_Task details_
Look for the string "Okręgu" in every line, and copy each line that has it.
- - -
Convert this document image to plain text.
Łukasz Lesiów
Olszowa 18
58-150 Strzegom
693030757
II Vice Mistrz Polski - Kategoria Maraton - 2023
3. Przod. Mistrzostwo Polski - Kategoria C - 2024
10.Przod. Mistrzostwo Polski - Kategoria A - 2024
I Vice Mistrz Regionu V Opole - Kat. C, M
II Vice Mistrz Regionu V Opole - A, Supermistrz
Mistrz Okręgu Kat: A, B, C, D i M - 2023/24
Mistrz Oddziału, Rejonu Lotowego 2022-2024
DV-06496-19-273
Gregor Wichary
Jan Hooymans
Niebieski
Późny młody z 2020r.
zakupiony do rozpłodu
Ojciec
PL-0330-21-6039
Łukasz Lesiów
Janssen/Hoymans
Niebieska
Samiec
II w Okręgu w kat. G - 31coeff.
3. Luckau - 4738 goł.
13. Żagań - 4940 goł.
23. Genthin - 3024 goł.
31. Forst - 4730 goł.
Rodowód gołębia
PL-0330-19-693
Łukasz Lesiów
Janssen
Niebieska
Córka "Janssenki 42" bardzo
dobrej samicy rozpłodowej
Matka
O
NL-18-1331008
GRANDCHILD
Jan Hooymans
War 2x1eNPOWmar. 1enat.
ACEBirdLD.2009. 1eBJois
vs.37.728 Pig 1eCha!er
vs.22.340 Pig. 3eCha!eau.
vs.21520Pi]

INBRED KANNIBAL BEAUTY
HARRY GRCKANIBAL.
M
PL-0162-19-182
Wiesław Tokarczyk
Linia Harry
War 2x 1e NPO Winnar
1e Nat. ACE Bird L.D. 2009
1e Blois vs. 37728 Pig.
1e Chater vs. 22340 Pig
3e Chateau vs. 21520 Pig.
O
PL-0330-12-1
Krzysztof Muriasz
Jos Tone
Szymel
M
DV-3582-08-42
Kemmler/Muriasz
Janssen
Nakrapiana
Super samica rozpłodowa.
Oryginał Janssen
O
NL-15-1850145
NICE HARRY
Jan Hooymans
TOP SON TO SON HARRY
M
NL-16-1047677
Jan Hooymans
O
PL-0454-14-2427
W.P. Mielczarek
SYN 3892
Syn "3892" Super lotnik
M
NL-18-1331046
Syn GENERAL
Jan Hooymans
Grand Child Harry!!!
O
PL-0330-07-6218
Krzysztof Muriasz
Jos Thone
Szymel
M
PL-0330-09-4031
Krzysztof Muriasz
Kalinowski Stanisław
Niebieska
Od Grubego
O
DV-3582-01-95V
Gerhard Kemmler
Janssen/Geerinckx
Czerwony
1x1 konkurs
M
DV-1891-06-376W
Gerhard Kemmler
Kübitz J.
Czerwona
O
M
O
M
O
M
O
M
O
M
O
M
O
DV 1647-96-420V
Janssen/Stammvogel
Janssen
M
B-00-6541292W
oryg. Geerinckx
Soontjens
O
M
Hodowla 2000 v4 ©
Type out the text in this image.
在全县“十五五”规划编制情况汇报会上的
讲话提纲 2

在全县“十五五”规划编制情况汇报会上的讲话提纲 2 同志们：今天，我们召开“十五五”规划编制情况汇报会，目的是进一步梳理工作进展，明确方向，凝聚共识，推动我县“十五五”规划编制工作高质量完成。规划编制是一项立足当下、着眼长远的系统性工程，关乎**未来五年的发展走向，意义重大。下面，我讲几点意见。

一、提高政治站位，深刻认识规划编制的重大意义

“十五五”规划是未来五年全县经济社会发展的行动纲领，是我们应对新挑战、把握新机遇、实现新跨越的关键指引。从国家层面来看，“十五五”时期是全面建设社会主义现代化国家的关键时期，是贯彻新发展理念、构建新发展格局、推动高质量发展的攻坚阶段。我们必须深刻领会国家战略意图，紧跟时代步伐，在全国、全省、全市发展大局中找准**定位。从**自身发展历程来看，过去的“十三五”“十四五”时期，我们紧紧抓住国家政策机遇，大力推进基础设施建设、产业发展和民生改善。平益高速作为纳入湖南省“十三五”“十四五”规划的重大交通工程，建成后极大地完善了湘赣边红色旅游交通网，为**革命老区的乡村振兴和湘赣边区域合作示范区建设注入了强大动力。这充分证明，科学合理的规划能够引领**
- - -
_Answer below_
Mistrz Okręgu Kat: A, B, C, D i M - 2023/24
II w Okręgu w kat. G - 31coeff.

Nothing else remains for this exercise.